▶ [Extracted entries]
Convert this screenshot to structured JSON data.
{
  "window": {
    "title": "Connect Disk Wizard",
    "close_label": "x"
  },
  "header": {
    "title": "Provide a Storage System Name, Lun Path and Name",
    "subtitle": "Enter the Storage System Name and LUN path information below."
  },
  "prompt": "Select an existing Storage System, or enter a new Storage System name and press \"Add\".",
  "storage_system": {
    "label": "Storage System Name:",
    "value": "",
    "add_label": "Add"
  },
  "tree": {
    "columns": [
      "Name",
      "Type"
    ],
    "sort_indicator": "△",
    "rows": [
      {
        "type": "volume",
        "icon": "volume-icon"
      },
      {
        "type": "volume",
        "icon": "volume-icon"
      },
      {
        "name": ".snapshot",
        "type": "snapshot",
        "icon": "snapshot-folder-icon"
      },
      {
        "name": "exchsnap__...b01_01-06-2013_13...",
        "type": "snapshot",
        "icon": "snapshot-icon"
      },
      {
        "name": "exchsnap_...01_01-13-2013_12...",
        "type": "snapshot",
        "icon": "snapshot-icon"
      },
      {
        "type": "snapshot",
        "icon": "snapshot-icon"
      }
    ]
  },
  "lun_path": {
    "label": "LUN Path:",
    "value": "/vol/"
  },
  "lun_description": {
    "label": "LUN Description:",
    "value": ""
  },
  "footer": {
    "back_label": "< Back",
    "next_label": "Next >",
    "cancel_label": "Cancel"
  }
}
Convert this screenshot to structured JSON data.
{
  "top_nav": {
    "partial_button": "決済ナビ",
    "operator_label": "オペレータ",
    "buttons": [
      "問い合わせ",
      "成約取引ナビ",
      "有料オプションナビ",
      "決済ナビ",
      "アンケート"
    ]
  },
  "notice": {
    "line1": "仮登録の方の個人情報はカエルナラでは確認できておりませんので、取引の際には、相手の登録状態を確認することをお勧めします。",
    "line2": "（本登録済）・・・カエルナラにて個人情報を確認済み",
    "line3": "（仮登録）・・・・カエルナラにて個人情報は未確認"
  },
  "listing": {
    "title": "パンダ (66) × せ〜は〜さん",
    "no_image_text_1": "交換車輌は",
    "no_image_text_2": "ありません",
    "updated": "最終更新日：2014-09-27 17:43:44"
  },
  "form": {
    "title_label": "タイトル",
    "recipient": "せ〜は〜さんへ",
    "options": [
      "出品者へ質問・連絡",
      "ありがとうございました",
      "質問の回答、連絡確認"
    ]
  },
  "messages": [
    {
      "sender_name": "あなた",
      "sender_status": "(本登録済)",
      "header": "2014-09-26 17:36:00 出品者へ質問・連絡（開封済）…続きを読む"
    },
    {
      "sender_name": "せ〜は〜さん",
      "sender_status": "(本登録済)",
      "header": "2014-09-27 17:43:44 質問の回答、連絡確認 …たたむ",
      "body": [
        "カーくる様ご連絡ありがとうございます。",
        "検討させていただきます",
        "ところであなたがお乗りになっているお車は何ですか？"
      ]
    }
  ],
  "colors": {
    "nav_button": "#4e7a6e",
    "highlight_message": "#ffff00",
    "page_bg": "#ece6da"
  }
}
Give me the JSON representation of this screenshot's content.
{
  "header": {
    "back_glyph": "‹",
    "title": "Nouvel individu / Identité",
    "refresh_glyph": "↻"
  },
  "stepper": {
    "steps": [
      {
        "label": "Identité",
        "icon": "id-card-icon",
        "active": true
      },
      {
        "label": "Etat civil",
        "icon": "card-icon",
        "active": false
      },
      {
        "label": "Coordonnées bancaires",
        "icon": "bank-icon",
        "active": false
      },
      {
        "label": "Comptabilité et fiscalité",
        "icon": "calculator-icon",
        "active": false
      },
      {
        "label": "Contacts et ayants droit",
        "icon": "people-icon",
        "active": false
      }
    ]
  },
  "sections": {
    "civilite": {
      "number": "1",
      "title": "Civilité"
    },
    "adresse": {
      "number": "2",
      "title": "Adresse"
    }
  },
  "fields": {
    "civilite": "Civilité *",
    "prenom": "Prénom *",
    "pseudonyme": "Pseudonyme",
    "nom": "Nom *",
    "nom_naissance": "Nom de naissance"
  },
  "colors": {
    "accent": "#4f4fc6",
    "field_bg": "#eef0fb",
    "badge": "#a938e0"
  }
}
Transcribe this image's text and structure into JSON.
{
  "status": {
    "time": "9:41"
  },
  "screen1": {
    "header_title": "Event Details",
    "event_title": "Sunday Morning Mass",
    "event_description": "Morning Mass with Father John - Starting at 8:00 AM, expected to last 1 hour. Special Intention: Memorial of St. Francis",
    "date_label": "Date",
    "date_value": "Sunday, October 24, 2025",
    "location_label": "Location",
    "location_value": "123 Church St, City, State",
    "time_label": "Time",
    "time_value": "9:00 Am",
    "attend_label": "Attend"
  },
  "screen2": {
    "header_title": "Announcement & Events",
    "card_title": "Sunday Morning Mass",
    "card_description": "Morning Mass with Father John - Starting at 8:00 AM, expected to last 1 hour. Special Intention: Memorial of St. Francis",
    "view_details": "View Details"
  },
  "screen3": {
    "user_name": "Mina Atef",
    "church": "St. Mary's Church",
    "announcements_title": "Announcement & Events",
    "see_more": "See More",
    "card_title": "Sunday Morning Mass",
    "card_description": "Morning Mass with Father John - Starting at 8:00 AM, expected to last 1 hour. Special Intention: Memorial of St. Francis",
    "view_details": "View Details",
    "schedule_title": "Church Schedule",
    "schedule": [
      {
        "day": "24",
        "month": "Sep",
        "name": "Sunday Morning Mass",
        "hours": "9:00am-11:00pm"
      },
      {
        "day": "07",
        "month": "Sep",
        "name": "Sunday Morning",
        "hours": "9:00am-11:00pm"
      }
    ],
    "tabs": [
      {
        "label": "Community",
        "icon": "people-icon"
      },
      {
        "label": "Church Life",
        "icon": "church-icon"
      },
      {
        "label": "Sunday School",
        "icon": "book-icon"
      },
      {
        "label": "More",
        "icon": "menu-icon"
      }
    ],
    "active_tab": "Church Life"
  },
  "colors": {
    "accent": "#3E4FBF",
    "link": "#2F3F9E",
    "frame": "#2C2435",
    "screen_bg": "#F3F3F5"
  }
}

▶ [What to do] Determine how many lines include the string "Announcement". Give no answer but the number.

▶ [Task response] 2